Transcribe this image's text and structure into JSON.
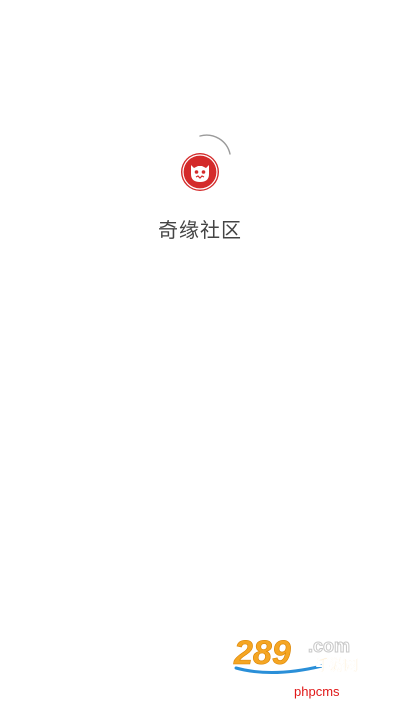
{
  "splash": {
    "app_name": "奇缘社区",
    "logo_icon": "monster-face-icon",
    "brand_color": "#e02020"
  },
  "watermark": {
    "logo_text": "289.com",
    "sub_text": "手游网",
    "footer_text": "phpcms",
    "orange_color": "#f5a623",
    "blue_color": "#2a8fd8"
  }
}
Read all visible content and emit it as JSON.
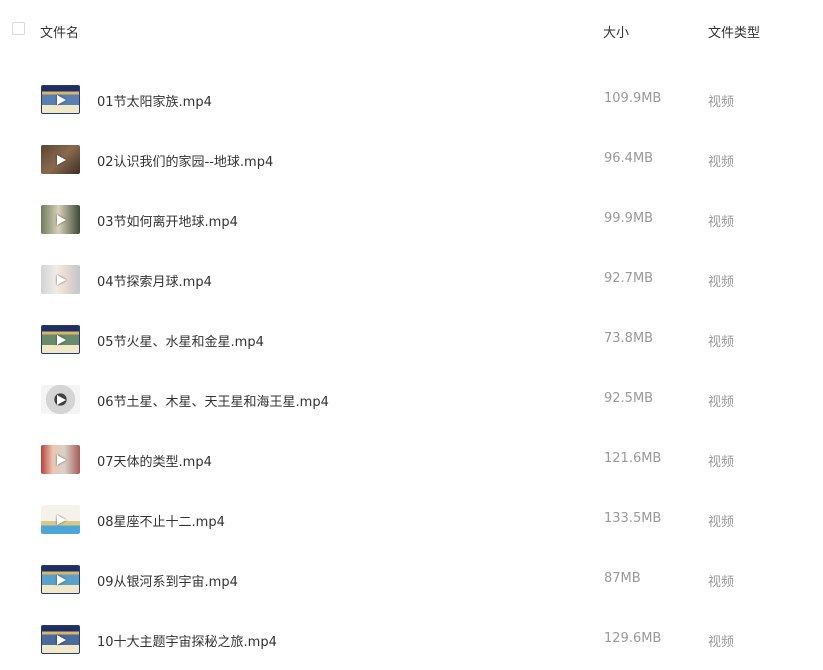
{
  "header": {
    "name_col": "文件名",
    "size_col": "大小",
    "type_col": "文件类型"
  },
  "files": [
    {
      "name": "01节太阳家族.mp4",
      "size": "109.9MB",
      "type": "视频",
      "thumb": "t1"
    },
    {
      "name": "02认识我们的家园--地球.mp4",
      "size": "96.4MB",
      "type": "视频",
      "thumb": "t2"
    },
    {
      "name": "03节如何离开地球.mp4",
      "size": "99.9MB",
      "type": "视频",
      "thumb": "t3"
    },
    {
      "name": "04节探索月球.mp4",
      "size": "92.7MB",
      "type": "视频",
      "thumb": "t4"
    },
    {
      "name": "05节火星、水星和金星.mp4",
      "size": "73.8MB",
      "type": "视频",
      "thumb": "t5"
    },
    {
      "name": "06节土星、木星、天王星和海王星.mp4",
      "size": "92.5MB",
      "type": "视频",
      "thumb": "t6"
    },
    {
      "name": "07天体的类型.mp4",
      "size": "121.6MB",
      "type": "视频",
      "thumb": "t7"
    },
    {
      "name": "08星座不止十二.mp4",
      "size": "133.5MB",
      "type": "视频",
      "thumb": "t8"
    },
    {
      "name": "09从银河系到宇宙.mp4",
      "size": "87MB",
      "type": "视频",
      "thumb": "t9"
    },
    {
      "name": "10十大主题宇宙探秘之旅.mp4",
      "size": "129.6MB",
      "type": "视频",
      "thumb": "t10"
    }
  ]
}
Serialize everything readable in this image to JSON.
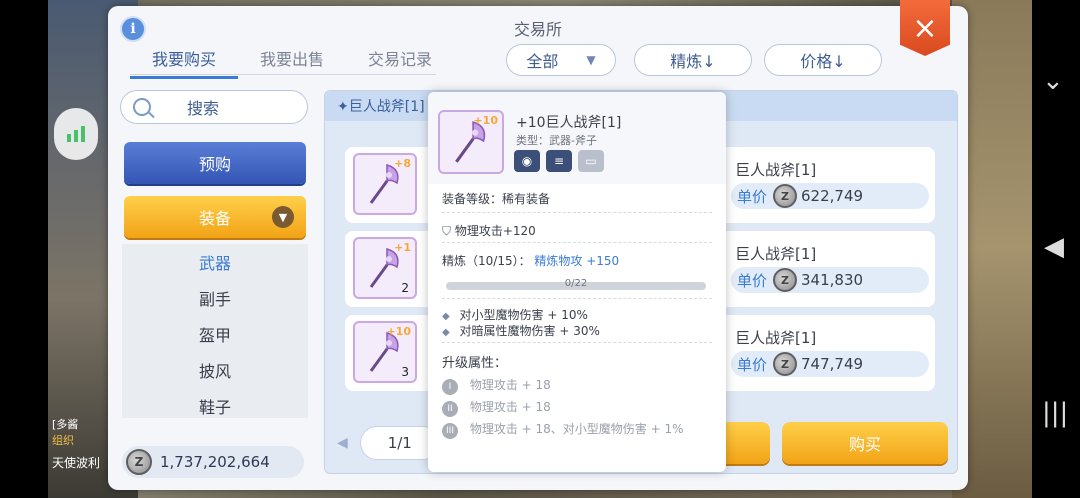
{
  "panel": {
    "title": "交易所",
    "info_icon": "i",
    "close_icon": "×"
  },
  "tabs": [
    "我要购买",
    "我要出售",
    "交易记录"
  ],
  "filters": {
    "category": "全部",
    "refine": "精炼↓",
    "price": "价格↓"
  },
  "search": {
    "label": "搜索"
  },
  "left_menu": {
    "prebuy": "预购",
    "equip": "装备",
    "categories": [
      "武器",
      "副手",
      "盔甲",
      "披风",
      "鞋子"
    ],
    "active_category": "武器"
  },
  "money": "1,737,202,664",
  "list": {
    "header": "✦巨人战斧[1]",
    "rows": [
      {
        "plus": "+8",
        "count": "",
        "name": "巨人战斧[1]",
        "price_label": "单价",
        "price": "622,749"
      },
      {
        "plus": "+1",
        "count": "2",
        "name": "巨人战斧[1]",
        "price_label": "单价",
        "price": "341,830"
      },
      {
        "plus": "+10",
        "count": "3",
        "name": "巨人战斧[1]",
        "price_label": "单价",
        "price": "747,749"
      }
    ],
    "page": "1/1"
  },
  "buttons": {
    "buy": "购买"
  },
  "tooltip": {
    "plus": "+10",
    "name": "+10巨人战斧[1]",
    "type": "类型：武器-斧子",
    "equip_level": "装备等级：稀有装备",
    "phys_attack": "物理攻击+120",
    "refine_label": "精炼（10/15）：",
    "refine_value": "精炼物攻 +150",
    "progress_text": "0/22",
    "progress_fraction": 0,
    "effects": [
      "对小型魔物伤害 + 10%",
      "对暗属性魔物伤害 + 30%"
    ],
    "upgrade_title": "升级属性：",
    "upgrades": [
      {
        "num": "I",
        "text": "物理攻击 + 18"
      },
      {
        "num": "II",
        "text": "物理攻击 + 18"
      },
      {
        "num": "III",
        "text": "物理攻击 + 18、对小型魔物伤害 + 1%"
      }
    ]
  },
  "side": {
    "name": "[多酱",
    "guild": "组织",
    "text2": "天使波利"
  },
  "colors": {
    "accent_blue": "#3a7bd5",
    "orange_button": "#f2a316",
    "close_red": "#e0521f"
  }
}
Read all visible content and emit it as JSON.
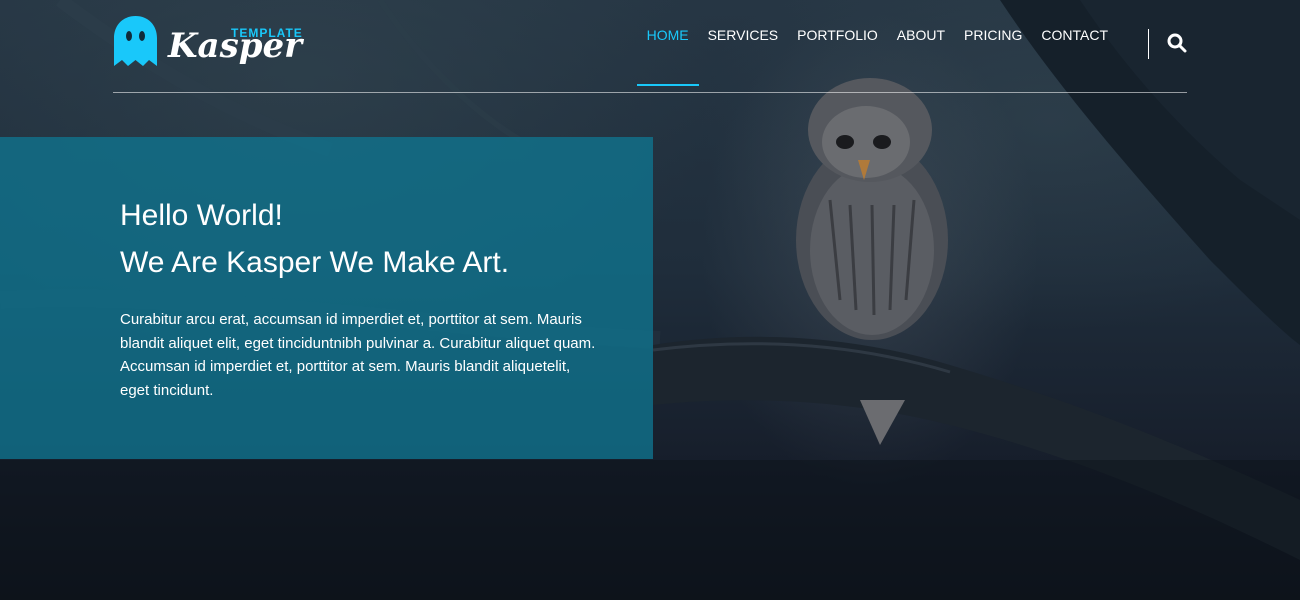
{
  "brand": {
    "name": "Kasper",
    "tag": "TEMPLATE",
    "logo_icon": "ghost-icon",
    "accent_color": "#19c8fa"
  },
  "nav": {
    "items": [
      {
        "label": "HOME",
        "active": true
      },
      {
        "label": "SERVICES",
        "active": false
      },
      {
        "label": "PORTFOLIO",
        "active": false
      },
      {
        "label": "ABOUT",
        "active": false
      },
      {
        "label": "PRICING",
        "active": false
      },
      {
        "label": "CONTACT",
        "active": false
      }
    ],
    "search_icon": "search-icon"
  },
  "intro": {
    "line1": "Hello World!",
    "line2": "We Are Kasper We Make Art.",
    "paragraph": "Curabitur arcu erat, accumsan id imperdiet et, porttitor at sem. Mauris blandit aliquet elit, eget tinciduntnibh pulvinar a. Curabitur aliquet quam. Accumsan id imperdiet et, porttitor at sem. Mauris blandit aliquetelit, eget tincidunt.",
    "box_color": "#0f748f"
  }
}
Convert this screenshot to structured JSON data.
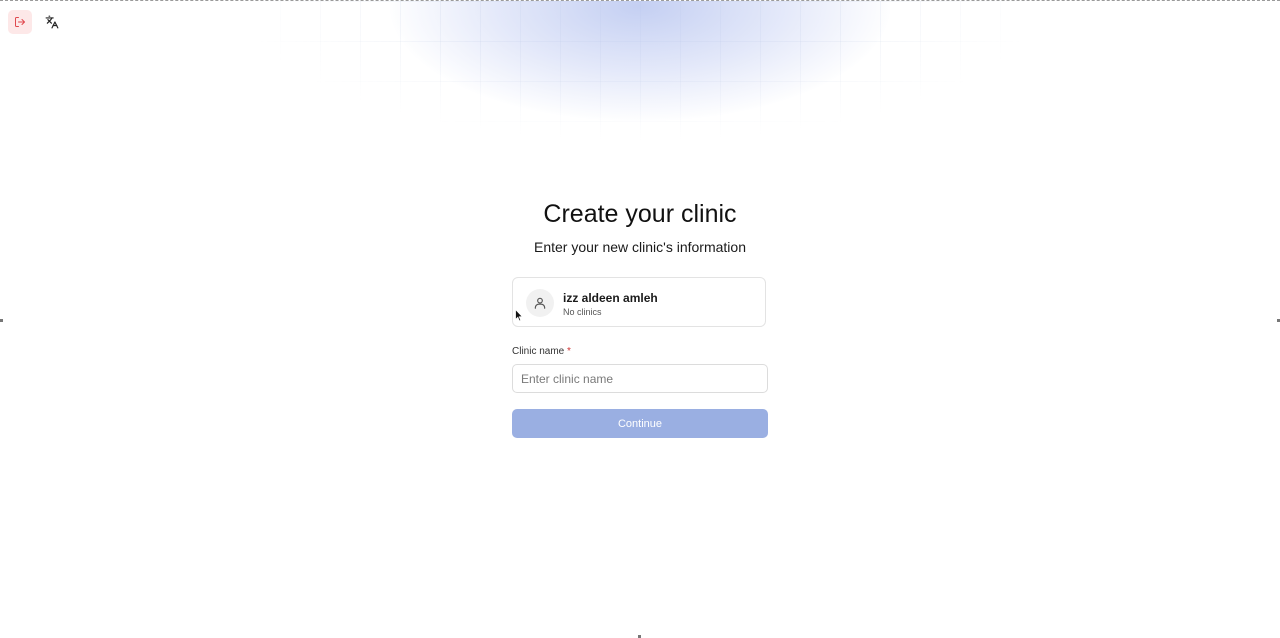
{
  "toolbar": {
    "logout_icon": "logout-icon",
    "translate_icon": "translate-icon"
  },
  "header": {
    "title": "Create your clinic",
    "subtitle": "Enter your new clinic's information"
  },
  "user": {
    "name": "izz aldeen amleh",
    "status": "No clinics",
    "avatar_icon": "user-icon"
  },
  "form": {
    "clinic_name_label": "Clinic name",
    "required_mark": "*",
    "clinic_name_value": "",
    "clinic_name_placeholder": "Enter clinic name",
    "continue_label": "Continue"
  },
  "colors": {
    "accent_disabled": "#9aafe2",
    "logout_bg": "#fde8e8",
    "logout_icon": "#e0484e",
    "required": "#d03434"
  }
}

■ DIRECTIVE
Reproduce each entry precisely, dropping only the pictures.

■ WRITTEN ANSWER
Transcribe this image's text and structure into JSON.
{
  "splash": {
    "app_name": "奇缘社区",
    "logo_icon": "monster-face-icon",
    "brand_color": "#e02020"
  },
  "watermark": {
    "logo_text": "289.com",
    "sub_text": "手游网",
    "footer_text": "phpcms",
    "orange_color": "#f5a623",
    "blue_color": "#2a8fd8"
  }
}
Read all visible content and emit it as JSON.
{
  "header": {
    "name_col": "文件名",
    "size_col": "大小",
    "type_col": "文件类型"
  },
  "files": [
    {
      "name": "01节太阳家族.mp4",
      "size": "109.9MB",
      "type": "视频",
      "thumb": "t1"
    },
    {
      "name": "02认识我们的家园--地球.mp4",
      "size": "96.4MB",
      "type": "视频",
      "thumb": "t2"
    },
    {
      "name": "03节如何离开地球.mp4",
      "size": "99.9MB",
      "type": "视频",
      "thumb": "t3"
    },
    {
      "name": "04节探索月球.mp4",
      "size": "92.7MB",
      "type": "视频",
      "thumb": "t4"
    },
    {
      "name": "05节火星、水星和金星.mp4",
      "size": "73.8MB",
      "type": "视频",
      "thumb": "t5"
    },
    {
      "name": "06节土星、木星、天王星和海王星.mp4",
      "size": "92.5MB",
      "type": "视频",
      "thumb": "t6"
    },
    {
      "name": "07天体的类型.mp4",
      "size": "121.6MB",
      "type": "视频",
      "thumb": "t7"
    },
    {
      "name": "08星座不止十二.mp4",
      "size": "133.5MB",
      "type": "视频",
      "thumb": "t8"
    },
    {
      "name": "09从银河系到宇宙.mp4",
      "size": "87MB",
      "type": "视频",
      "thumb": "t9"
    },
    {
      "name": "10十大主题宇宙探秘之旅.mp4",
      "size": "129.6MB",
      "type": "视频",
      "thumb": "t10"
    }
  ]
}
Serialize everything readable in this image to JSON.
{
  "panel": {
    "title": "交易所",
    "info_icon": "i",
    "close_icon": "×"
  },
  "tabs": [
    "我要购买",
    "我要出售",
    "交易记录"
  ],
  "filters": {
    "category": "全部",
    "refine": "精炼↓",
    "price": "价格↓"
  },
  "search": {
    "label": "搜索"
  },
  "left_menu": {
    "prebuy": "预购",
    "equip": "装备",
    "categories": [
      "武器",
      "副手",
      "盔甲",
      "披风",
      "鞋子"
    ],
    "active_category": "武器"
  },
  "money": "1,737,202,664",
  "list": {
    "header": "✦巨人战斧[1]",
    "rows": [
      {
        "plus": "+8",
        "count": "",
        "name": "巨人战斧[1]",
        "price_label": "单价",
        "price": "622,749"
      },
      {
        "plus": "+1",
        "count": "2",
        "name": "巨人战斧[1]",
        "price_label": "单价",
        "price": "341,830"
      },
      {
        "plus": "+10",
        "count": "3",
        "name": "巨人战斧[1]",
        "price_label": "单价",
        "price": "747,749"
      }
    ],
    "page": "1/1"
  },
  "buttons": {
    "buy": "购买"
  },
  "tooltip": {
    "plus": "+10",
    "name": "+10巨人战斧[1]",
    "type": "类型：武器-斧子",
    "equip_level": "装备等级：稀有装备",
    "phys_attack": "物理攻击+120",
    "refine_label": "精炼（10/15）：",
    "refine_value": "精炼物攻 +150",
    "progress_text": "0/22",
    "progress_fraction": 0,
    "effects": [
      "对小型魔物伤害 + 10%",
      "对暗属性魔物伤害 + 30%"
    ],
    "upgrade_title": "升级属性：",
    "upgrades": [
      {
        "num": "I",
        "text": "物理攻击 + 18"
      },
      {
        "num": "II",
        "text": "物理攻击 + 18"
      },
      {
        "num": "III",
        "text": "物理攻击 + 18、对小型魔物伤害 + 1%"
      }
    ]
  },
  "side": {
    "name": "[多酱",
    "guild": "组织",
    "text2": "天使波利"
  },
  "colors": {
    "accent_blue": "#3a7bd5",
    "orange_button": "#f2a316",
    "close_red": "#e0521f"
  }
}
Read all visible content and emit it as JSON.
{
  "brand": {
    "name": "Kasper",
    "tag": "TEMPLATE",
    "logo_icon": "ghost-icon",
    "accent_color": "#19c8fa"
  },
  "nav": {
    "items": [
      {
        "label": "HOME",
        "active": true
      },
      {
        "label": "SERVICES",
        "active": false
      },
      {
        "label": "PORTFOLIO",
        "active": false
      },
      {
        "label": "ABOUT",
        "active": false
      },
      {
        "label": "PRICING",
        "active": false
      },
      {
        "label": "CONTACT",
        "active": false
      }
    ],
    "search_icon": "search-icon"
  },
  "intro": {
    "line1": "Hello World!",
    "line2": "We Are Kasper We Make Art.",
    "paragraph": "Curabitur arcu erat, accumsan id imperdiet et, porttitor at sem. Mauris blandit aliquet elit, eget tinciduntnibh pulvinar a. Curabitur aliquet quam. Accumsan id imperdiet et, porttitor at sem. Mauris blandit aliquetelit, eget tincidunt.",
    "box_color": "#0f748f"
  }
}
Convert this screenshot to structured JSON data.
{
  "toolbar": {
    "logout_icon": "logout-icon",
    "translate_icon": "translate-icon"
  },
  "header": {
    "title": "Create your clinic",
    "subtitle": "Enter your new clinic's information"
  },
  "user": {
    "name": "izz aldeen amleh",
    "status": "No clinics",
    "avatar_icon": "user-icon"
  },
  "form": {
    "clinic_name_label": "Clinic name",
    "required_mark": "*",
    "clinic_name_value": "",
    "clinic_name_placeholder": "Enter clinic name",
    "continue_label": "Continue"
  },
  "colors": {
    "accent_disabled": "#9aafe2",
    "logout_bg": "#fde8e8",
    "logout_icon": "#e0484e",
    "required": "#d03434"
  }
}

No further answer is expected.